What is expected:
Repeat, word for word, the line with "Give me a plain-text" and each one after it to the end. No picture goes into the copy.
[BEGIN]
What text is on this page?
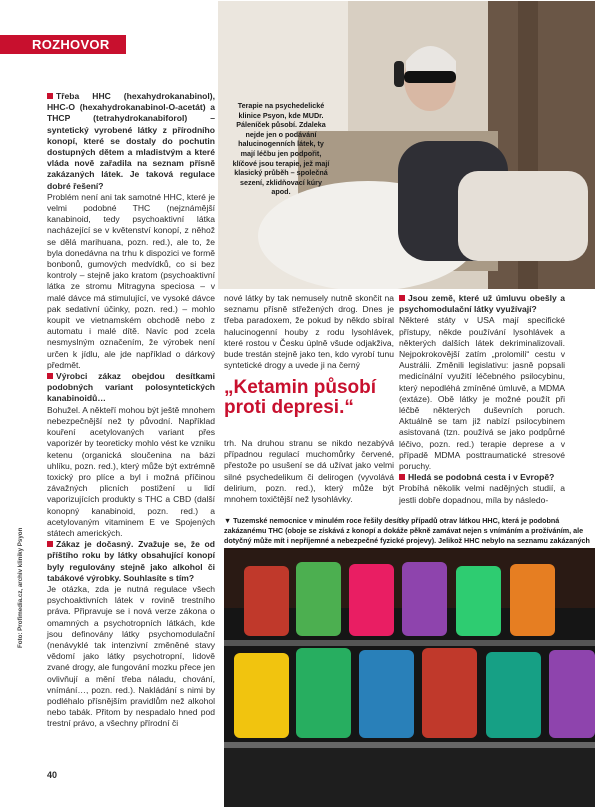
ROZHOVOR
Terapie na psychedelické klinice Psyon, kde MUDr. Páleníček působí. Zdaleka nejde jen o podávání halucinogenních látek, ty mají léčbu jen podpořit, klíčové jsou terapie, jež mají klasický průběh – společná sezení, zklidňovací kúry apod.

Třeba HHC (hexahydrokanabinol), HHC-O (hexahydrokanabinol-O-acetát) a THCP (tetrahydrokanabiforol) – syntetický vyrobené látky z přírodního konopí, které se dostaly do pochutin dostupných dětem a mladistvým a které vláda nově zařadila na seznam přísně zakázaných látek. Je taková regulace dobré řešení?

Problém není ani tak samotné HHC, které je velmi podobné THC (nejznámější kanabinoid, tedy psychoaktivní látka nacházející se v květenství konopí, z něhož se dělá marihuana, pozn. red.), ale to, že byla donedávna na trhu k dispozici ve formě bonbonů, gumových medvídků, co si bez kontroly – stejně jako kratom (psychoaktivní látka ze stromu Mitragyna speciosa – v malé dávce má stimulující, ve vysoké dávce pak sedativní účinky, pozn. red.) – mohlo koupit ve vietnamském obchodě nebo z automatu i malé dítě. Navíc pod zcela nesmyslným označením, že výrobek není určen k jídlu, ale jde například o dárkový předmět.

Výrobci zákaz obejdou desítkami podobných variant polosyntetických kanabinoidů…

Bohužel. A někteří mohou být ještě mnohem nebezpečnější než ty původní. Například kouření acetylovaných variant přes vaporizér by teoreticky mohlo vést ke vzniku ketenu (organická sloučenina na bázi uhlíku, pozn. red.), který může být extrémně toxický pro plíce a byl i možná příčinou závažných plicních postižení u lidí vaporizujících produkty s THC a CBD (další konopný kanabinoid, pozn. red.) a acetylovaným vitaminem E ve Spojených státech amerických.

Zákaz je dočasný. Zvažuje se, že od příštího roku by látky obsahující konopí byly regulovány stejně jako alkohol či tabákové výrobky. Souhlasíte s tím?

Je otázka, zda je nutná regulace všech psychoaktivních látek v rovině trestního práva. Připravuje se i nová verze zákona o omamných a psychotropních látkách, kde jsou definovány látky psychomodulační (nenávyklé tak intenzivní změněné stavy vědomí jako látky psychotropní, lidově zvané drogy, ale fungování mozku přece jen ovlivňují a mění třeba náladu, chování, vnímání…, pozn. red.). Nakládání s nimi by podléhalo přísnějším pravidlům než alkohol nebo tabák. Přitom by nespadalo hned pod trestní právo, a všechny přírodní či

nové látky by tak nemusely nutně skončit na seznamu přísně střežených drog. Dnes je třeba paradoxem, že pokud by někdo sbíral halucinogenní houby z rodu lysohlávek, které rostou v Česku úplně všude odjakživa, bude trestán stejně jako ten, kdo vyrobí tunu syntetické drogy a uvede ji na černý

„Ketamin působí proti depresi.“

trh. Na druhou stranu se nikdo nezabývá případnou regulací muchomůrky červené, přestože po usušení se dá užívat jako velmi silné psychedelikum či delirogen (vyvolává delirium, pozn. red.), který může být mnohem toxičtější než lysohlávky.

Jsou země, které už úmluvu obešly a psychomodulační látky využívají?

Některé státy v USA mají specifické přístupy, někde používání lysohlávek a některých dalších látek dekriminalizovali. Nejpokrokovější zatím „prolomili“ cestu v Austrálii. Změnili legislativu: jasně popsali medicínální využití léčebného psilocybinu, který nepodléhá zmíněné úmluvě, a MDMA (extáze). Obě látky je možné použít při léčbě některých duševních poruch. Aktuálně se tam již nabízí psilocybinem asistovaná (tzn. používá se jako podpůrné léčivo, pozn. red.) terapie deprese a v případě MDMA posttraumatické stresové poruchy.

Hledá se podobná cesta i v Evropě?

Probíhá několik velmi nadějných studií, a jestli dobře dopadnou, mílа by následо-

▼ Tuzemské nemocnice v minulém roce řešily desítky případů otrav látkou HHC, která je podobná zakázanému THC (oboje se získává z konopí a dokáže pěkně zamávat nejen s vnímáním a prožíváním, ale dotyčný může mít i nepříjemné a nebezpečné fyzické projevy). Jelikož HHC nebylo na seznamu zakázaných
Foto: Profimedia.cz, archiv kliniky Psyon
40
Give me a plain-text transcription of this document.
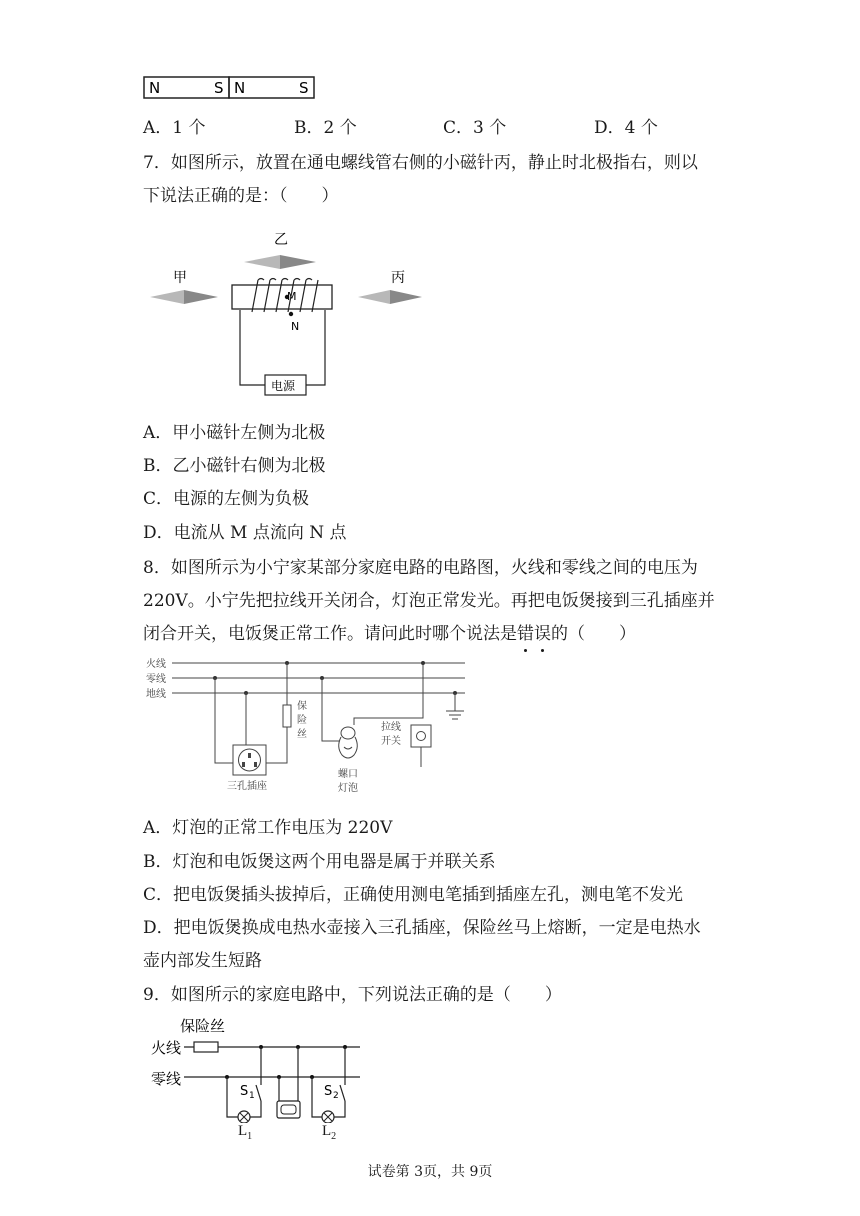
N	S N	S
A．1 个	B．2 个	C．3 个	D．4 个
7．如图所示，放置在通电螺线管右侧的小磁针丙，静止时北极指右，则以
下说法正确的是：（　　）
乙
甲	丙
M
N
电源
A．甲小磁针左侧为北极
B．乙小磁针右侧为北极
C．电源的左侧为负极
D．电流从 M 点流向 N 点
8．如图所示为小宁家某部分家庭电路的电路图，火线和零线之间的电压为
220V。小宁先把拉线开关闭合，灯泡正常发光。再把电饭煲接到三孔插座并
闭合开关，电饭煲正常工作。请问此时哪个说法是错误的（　　）
火线
零线
地线
保
险
丝
三孔插座
螺口
灯泡
拉线
开关
A．灯泡的正常工作电压为 220V
B．灯泡和电饭煲这两个用电器是属于并联关系
C．把电饭煲插头拔掉后，正确使用测电笔插到插座左孔，测电笔不发光
D．把电饭煲换成电热水壶接入三孔插座，保险丝马上熔断，一定是电热水
壶内部发生短路
9．如图所示的家庭电路中，下列说法正确的是（　　）
保险丝
火线
零线
S 1	S 2
$L_1$	$L_2$
试卷第 3页，共 9页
[END]
Written response:
Give me a plain-text transcription of this document.
N	S N	S
A．1 个	B．2 个	C．3 个	D．4 个
7．如图所示，放置在通电螺线管右侧的小磁针丙，静止时北极指右，则以
下说法正确的是：（　　）
乙
甲	丙
M
N
电源
A．甲小磁针左侧为北极
B．乙小磁针右侧为北极
C．电源的左侧为负极
D．电流从 M 点流向 N 点
8．如图所示为小宁家某部分家庭电路的电路图，火线和零线之间的电压为
220V。小宁先把拉线开关闭合，灯泡正常发光。再把电饭煲接到三孔插座并
闭合开关，电饭煲正常工作。请问此时哪个说法是错误的（　　）
火线
零线
地线
保
险
丝
三孔插座
螺口
灯泡
拉线
开关
A．灯泡的正常工作电压为 220V
B．灯泡和电饭煲这两个用电器是属于并联关系
C．把电饭煲插头拔掉后，正确使用测电笔插到插座左孔，测电笔不发光
D．把电饭煲换成电热水壶接入三孔插座，保险丝马上熔断，一定是电热水
壶内部发生短路
9．如图所示的家庭电路中，下列说法正确的是（　　）
保险丝
火线
零线
S 1	S 2
$L_1$	$L_2$
试卷第 3页，共 9页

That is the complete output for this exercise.